[Data entries]

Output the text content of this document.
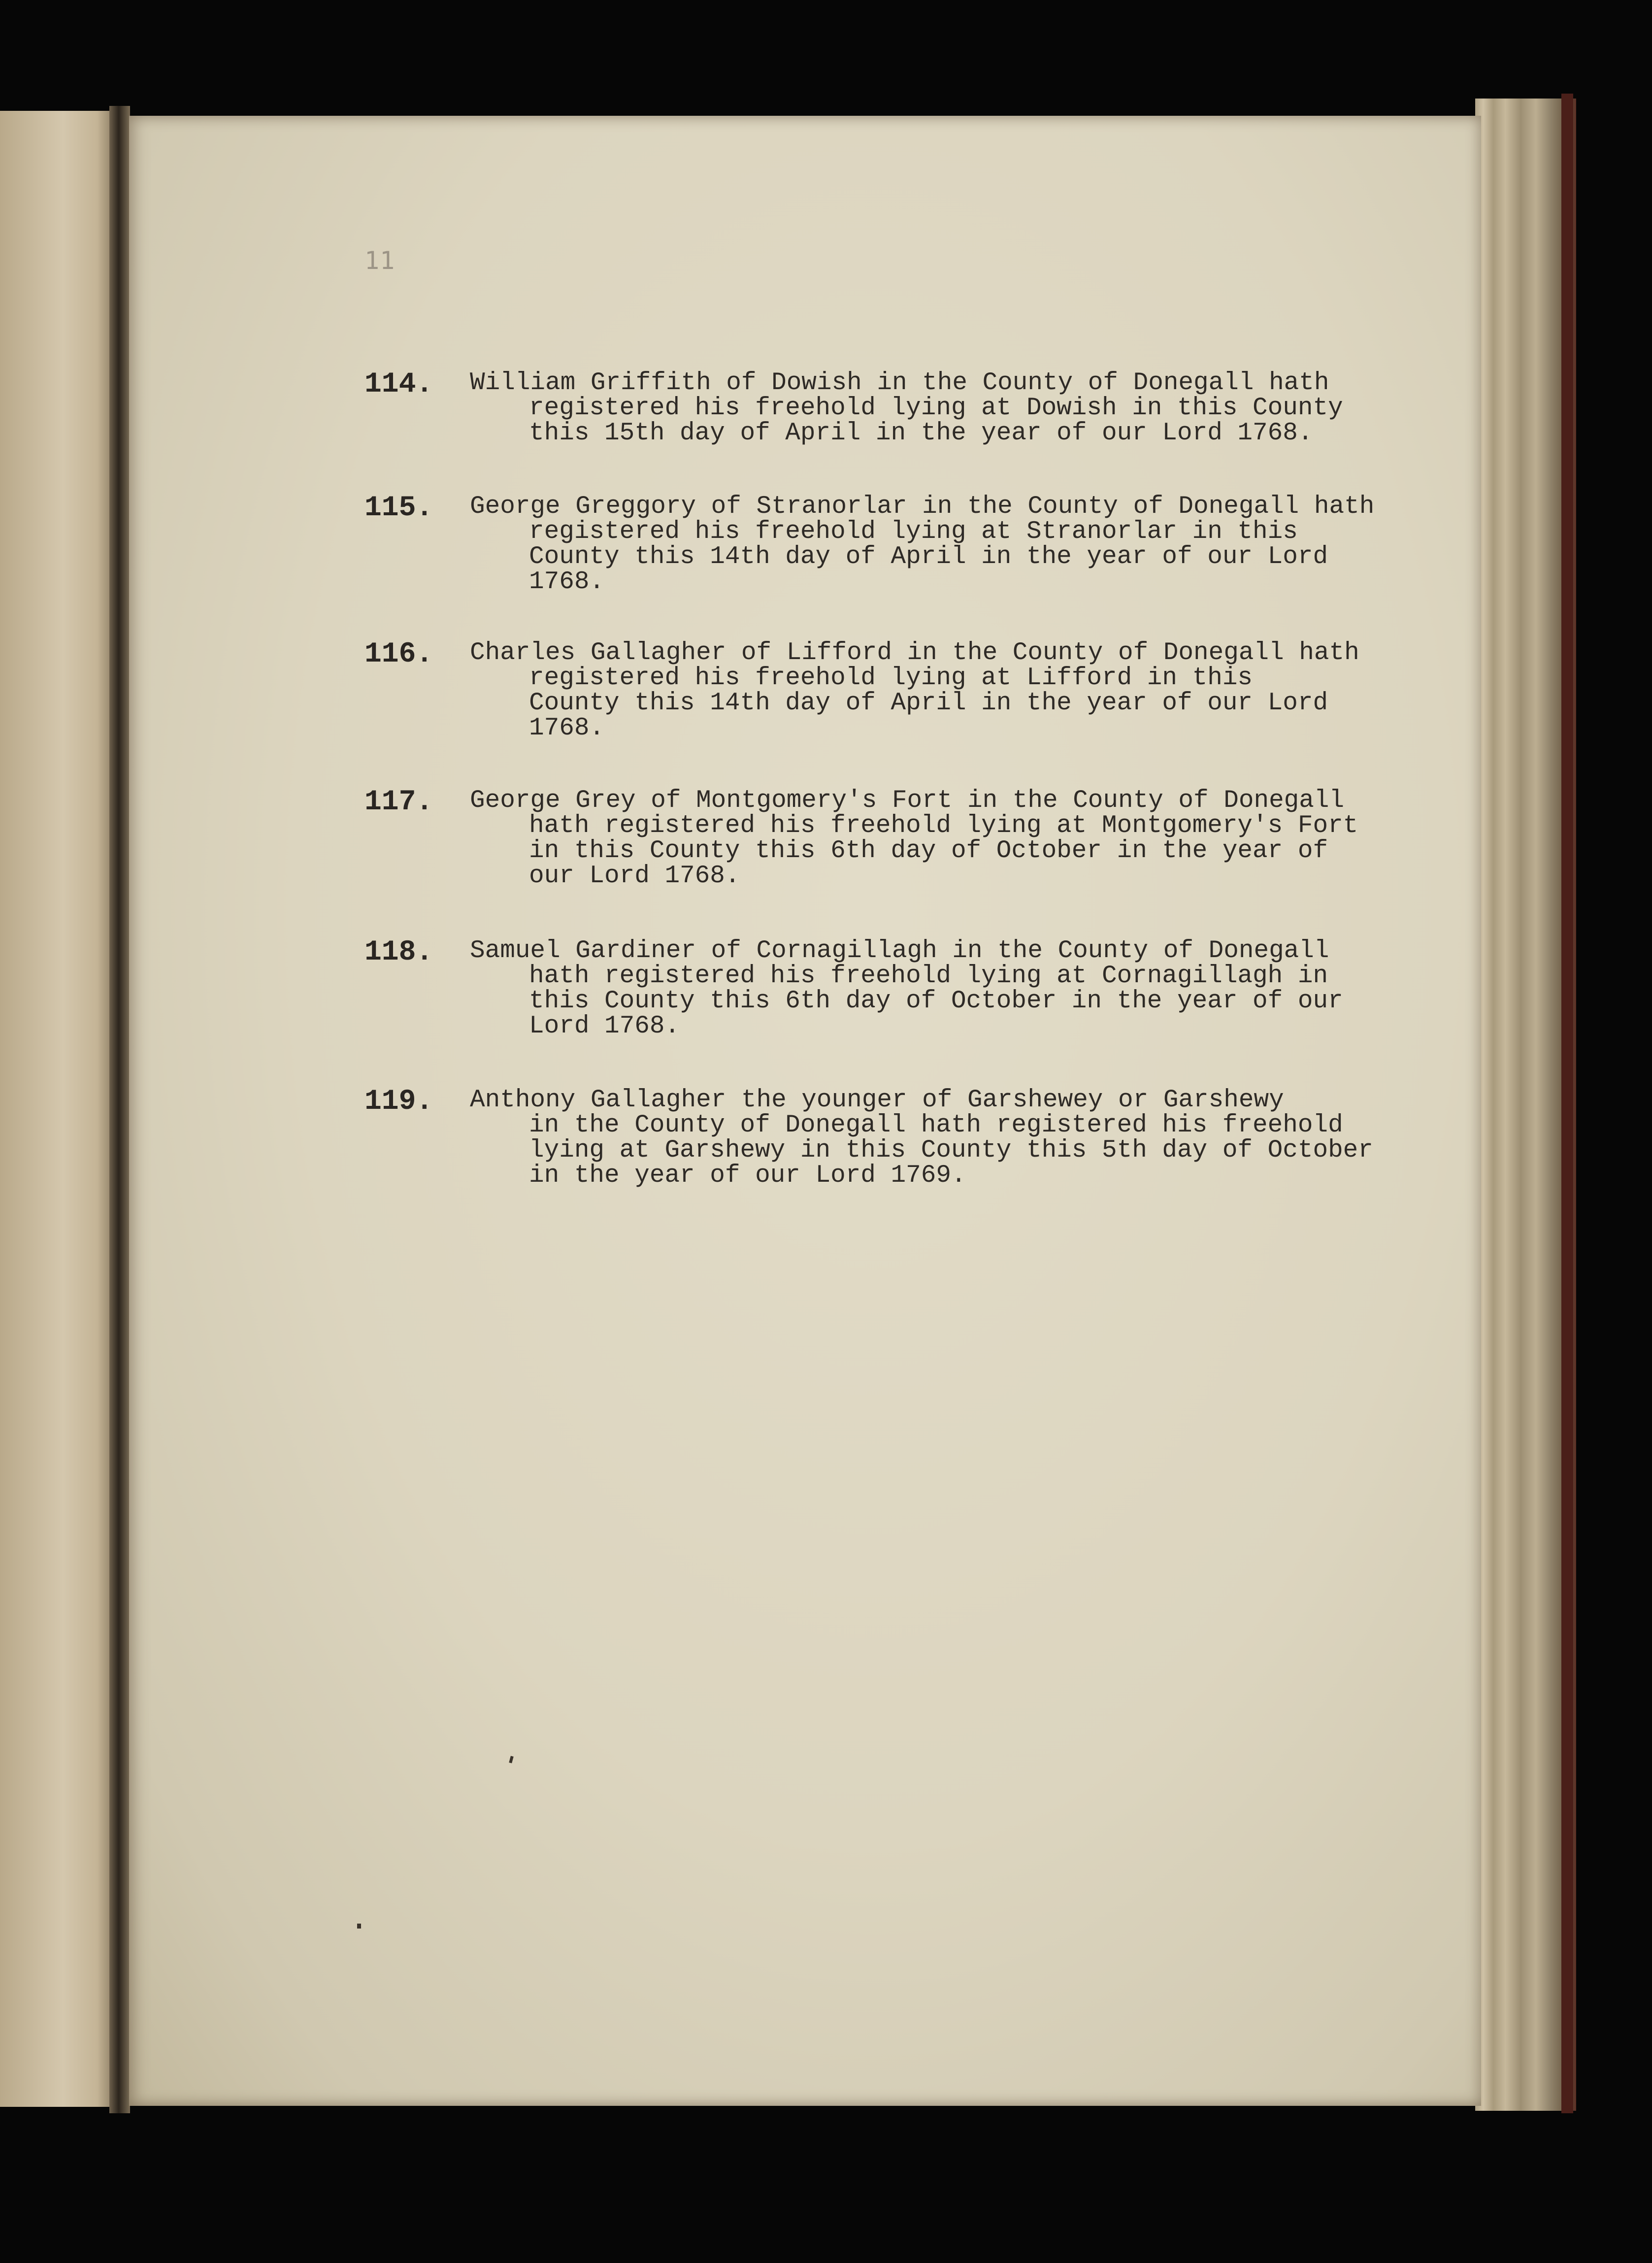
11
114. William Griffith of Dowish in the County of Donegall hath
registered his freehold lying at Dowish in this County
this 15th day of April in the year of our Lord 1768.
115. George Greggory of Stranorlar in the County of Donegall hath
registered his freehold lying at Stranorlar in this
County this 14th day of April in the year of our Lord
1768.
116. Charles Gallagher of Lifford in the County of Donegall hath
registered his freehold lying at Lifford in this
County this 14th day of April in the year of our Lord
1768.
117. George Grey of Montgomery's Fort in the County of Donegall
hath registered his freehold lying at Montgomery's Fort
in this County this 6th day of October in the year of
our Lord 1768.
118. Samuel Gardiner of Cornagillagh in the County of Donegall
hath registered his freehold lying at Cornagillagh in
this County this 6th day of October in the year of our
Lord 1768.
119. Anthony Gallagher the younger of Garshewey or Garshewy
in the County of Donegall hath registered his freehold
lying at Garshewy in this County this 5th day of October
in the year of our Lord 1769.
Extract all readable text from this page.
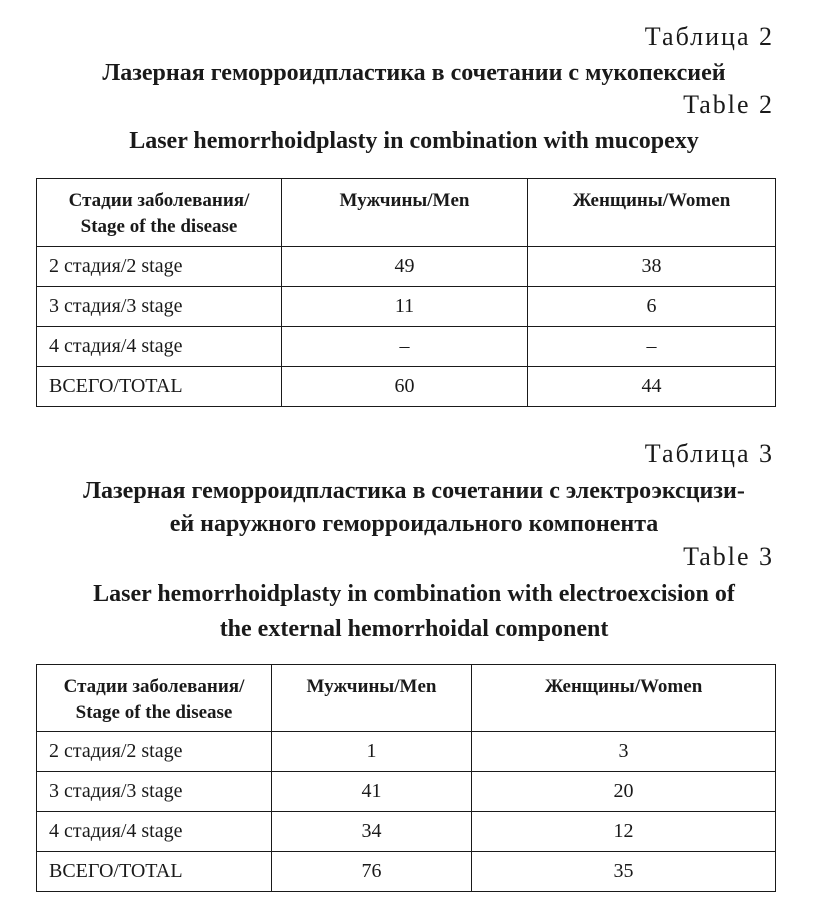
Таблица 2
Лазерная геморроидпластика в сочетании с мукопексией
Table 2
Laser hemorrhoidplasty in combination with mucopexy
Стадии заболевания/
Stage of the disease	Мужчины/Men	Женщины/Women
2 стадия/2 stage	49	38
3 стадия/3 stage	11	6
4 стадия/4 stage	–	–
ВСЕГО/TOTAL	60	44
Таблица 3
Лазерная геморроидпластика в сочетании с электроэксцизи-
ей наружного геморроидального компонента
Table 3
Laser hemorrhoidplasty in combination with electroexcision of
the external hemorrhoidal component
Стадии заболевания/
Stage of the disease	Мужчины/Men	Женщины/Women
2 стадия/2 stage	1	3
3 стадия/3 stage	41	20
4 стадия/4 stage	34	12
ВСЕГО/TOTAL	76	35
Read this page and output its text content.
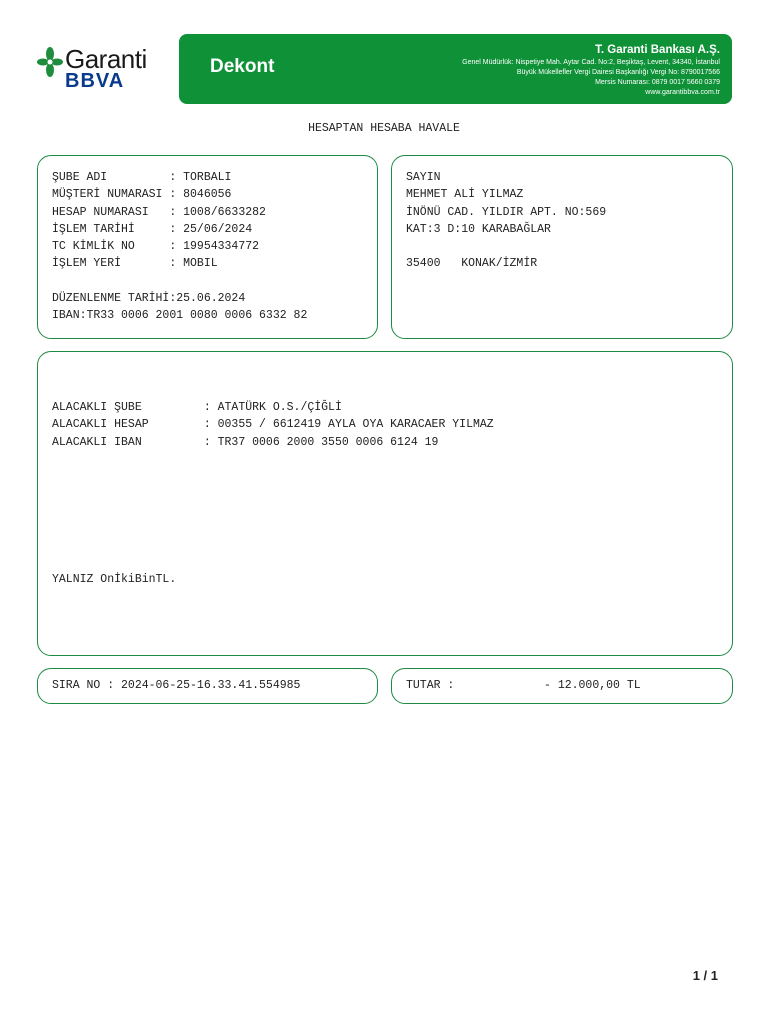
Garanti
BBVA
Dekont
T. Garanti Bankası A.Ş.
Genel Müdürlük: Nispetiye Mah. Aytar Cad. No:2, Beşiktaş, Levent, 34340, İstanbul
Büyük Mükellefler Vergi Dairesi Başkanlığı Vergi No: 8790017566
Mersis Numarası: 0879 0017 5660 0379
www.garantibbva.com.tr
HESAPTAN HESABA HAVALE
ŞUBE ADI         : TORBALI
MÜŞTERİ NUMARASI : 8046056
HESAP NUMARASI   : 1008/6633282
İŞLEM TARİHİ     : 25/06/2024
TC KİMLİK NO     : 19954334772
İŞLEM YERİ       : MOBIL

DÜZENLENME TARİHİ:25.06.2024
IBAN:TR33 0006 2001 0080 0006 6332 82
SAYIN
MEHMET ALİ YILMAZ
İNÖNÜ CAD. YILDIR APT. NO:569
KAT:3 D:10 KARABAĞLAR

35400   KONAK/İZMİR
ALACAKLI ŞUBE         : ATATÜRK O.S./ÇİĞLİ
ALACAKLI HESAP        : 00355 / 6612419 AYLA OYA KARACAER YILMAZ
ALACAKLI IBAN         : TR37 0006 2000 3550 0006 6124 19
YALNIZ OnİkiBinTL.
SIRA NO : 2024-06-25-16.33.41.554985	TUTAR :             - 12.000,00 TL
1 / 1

## [Problem requirements]
Note how many lines in the material hold the word "freehold", and give that number with nothing added.

## [Answer to the problem]
6